SOURCE DATA ->
** begin **

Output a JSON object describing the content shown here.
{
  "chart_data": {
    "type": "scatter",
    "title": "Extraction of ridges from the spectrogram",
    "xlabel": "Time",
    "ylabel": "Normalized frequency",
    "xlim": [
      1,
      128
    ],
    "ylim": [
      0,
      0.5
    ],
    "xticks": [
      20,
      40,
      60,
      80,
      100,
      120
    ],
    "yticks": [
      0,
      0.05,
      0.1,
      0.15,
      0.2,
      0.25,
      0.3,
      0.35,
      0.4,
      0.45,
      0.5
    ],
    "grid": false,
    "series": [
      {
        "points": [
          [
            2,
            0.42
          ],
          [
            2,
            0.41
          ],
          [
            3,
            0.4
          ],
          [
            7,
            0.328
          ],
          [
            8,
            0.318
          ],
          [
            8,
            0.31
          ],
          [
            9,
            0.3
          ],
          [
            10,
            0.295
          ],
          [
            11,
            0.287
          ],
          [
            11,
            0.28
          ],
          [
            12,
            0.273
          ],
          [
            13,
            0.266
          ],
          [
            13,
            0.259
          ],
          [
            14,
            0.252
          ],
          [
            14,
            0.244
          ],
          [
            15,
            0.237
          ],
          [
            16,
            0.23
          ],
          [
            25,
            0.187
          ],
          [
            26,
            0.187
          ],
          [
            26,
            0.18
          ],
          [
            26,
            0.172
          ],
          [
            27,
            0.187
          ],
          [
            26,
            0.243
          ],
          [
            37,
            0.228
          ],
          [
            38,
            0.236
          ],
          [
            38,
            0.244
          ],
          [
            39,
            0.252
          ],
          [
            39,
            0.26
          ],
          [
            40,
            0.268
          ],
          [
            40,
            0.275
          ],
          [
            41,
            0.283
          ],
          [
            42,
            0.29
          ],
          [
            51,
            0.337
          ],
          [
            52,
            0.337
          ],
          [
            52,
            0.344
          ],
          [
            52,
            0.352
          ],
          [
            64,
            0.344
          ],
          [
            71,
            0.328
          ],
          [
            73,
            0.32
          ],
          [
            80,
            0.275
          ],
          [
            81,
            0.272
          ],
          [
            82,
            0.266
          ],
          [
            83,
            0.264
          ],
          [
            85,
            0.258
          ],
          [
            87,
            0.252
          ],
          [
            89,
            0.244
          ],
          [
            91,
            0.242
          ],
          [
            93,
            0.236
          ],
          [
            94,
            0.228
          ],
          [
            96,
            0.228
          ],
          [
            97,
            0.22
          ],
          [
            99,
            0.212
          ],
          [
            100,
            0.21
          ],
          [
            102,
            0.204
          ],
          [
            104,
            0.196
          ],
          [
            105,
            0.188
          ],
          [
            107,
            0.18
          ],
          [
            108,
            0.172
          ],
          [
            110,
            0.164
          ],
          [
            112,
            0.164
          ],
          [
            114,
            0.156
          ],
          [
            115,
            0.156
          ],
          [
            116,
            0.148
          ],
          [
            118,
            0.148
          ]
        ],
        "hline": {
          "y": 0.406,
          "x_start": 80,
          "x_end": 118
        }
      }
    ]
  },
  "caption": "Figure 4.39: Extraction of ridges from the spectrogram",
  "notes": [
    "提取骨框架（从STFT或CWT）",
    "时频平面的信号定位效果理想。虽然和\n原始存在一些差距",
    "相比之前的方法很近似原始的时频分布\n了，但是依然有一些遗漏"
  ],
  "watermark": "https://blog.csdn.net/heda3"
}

** end **

Reproduce all the records precisely.

RESPONSE BELOW ->
Output a JSON object describing the content shown here.
{
  "chart_data": {
    "type": "scatter",
    "title": "Extraction of ridges from the spectrogram",
    "xlabel": "Time",
    "ylabel": "Normalized frequency",
    "xlim": [
      1,
      128
    ],
    "ylim": [
      0,
      0.5
    ],
    "xticks": [
      20,
      40,
      60,
      80,
      100,
      120
    ],
    "yticks": [
      0,
      0.05,
      0.1,
      0.15,
      0.2,
      0.25,
      0.3,
      0.35,
      0.4,
      0.45,
      0.5
    ],
    "grid": false,
    "series": [
      {
        "points": [
          [
            2,
            0.42
          ],
          [
            2,
            0.41
          ],
          [
            3,
            0.4
          ],
          [
            7,
            0.328
          ],
          [
            8,
            0.318
          ],
          [
            8,
            0.31
          ],
          [
            9,
            0.3
          ],
          [
            10,
            0.295
          ],
          [
            11,
            0.287
          ],
          [
            11,
            0.28
          ],
          [
            12,
            0.273
          ],
          [
            13,
            0.266
          ],
          [
            13,
            0.259
          ],
          [
            14,
            0.252
          ],
          [
            14,
            0.244
          ],
          [
            15,
            0.237
          ],
          [
            16,
            0.23
          ],
          [
            25,
            0.187
          ],
          [
            26,
            0.187
          ],
          [
            26,
            0.18
          ],
          [
            26,
            0.172
          ],
          [
            27,
            0.187
          ],
          [
            26,
            0.243
          ],
          [
            37,
            0.228
          ],
          [
            38,
            0.236
          ],
          [
            38,
            0.244
          ],
          [
            39,
            0.252
          ],
          [
            39,
            0.26
          ],
          [
            40,
            0.268
          ],
          [
            40,
            0.275
          ],
          [
            41,
            0.283
          ],
          [
            42,
            0.29
          ],
          [
            51,
            0.337
          ],
          [
            52,
            0.337
          ],
          [
            52,
            0.344
          ],
          [
            52,
            0.352
          ],
          [
            64,
            0.344
          ],
          [
            71,
            0.328
          ],
          [
            73,
            0.32
          ],
          [
            80,
            0.275
          ],
          [
            81,
            0.272
          ],
          [
            82,
            0.266
          ],
          [
            83,
            0.264
          ],
          [
            85,
            0.258
          ],
          [
            87,
            0.252
          ],
          [
            89,
            0.244
          ],
          [
            91,
            0.242
          ],
          [
            93,
            0.236
          ],
          [
            94,
            0.228
          ],
          [
            96,
            0.228
          ],
          [
            97,
            0.22
          ],
          [
            99,
            0.212
          ],
          [
            100,
            0.21
          ],
          [
            102,
            0.204
          ],
          [
            104,
            0.196
          ],
          [
            105,
            0.188
          ],
          [
            107,
            0.18
          ],
          [
            108,
            0.172
          ],
          [
            110,
            0.164
          ],
          [
            112,
            0.164
          ],
          [
            114,
            0.156
          ],
          [
            115,
            0.156
          ],
          [
            116,
            0.148
          ],
          [
            118,
            0.148
          ]
        ],
        "hline": {
          "y": 0.406,
          "x_start": 80,
          "x_end": 118
        }
      }
    ]
  },
  "caption": "Figure 4.39: Extraction of ridges from the spectrogram",
  "notes": [
    "提取骨框架（从STFT或CWT）",
    "时频平面的信号定位效果理想。虽然和\n原始存在一些差距",
    "相比之前的方法很近似原始的时频分布\n了，但是依然有一些遗漏"
  ],
  "watermark": "https://blog.csdn.net/heda3"
}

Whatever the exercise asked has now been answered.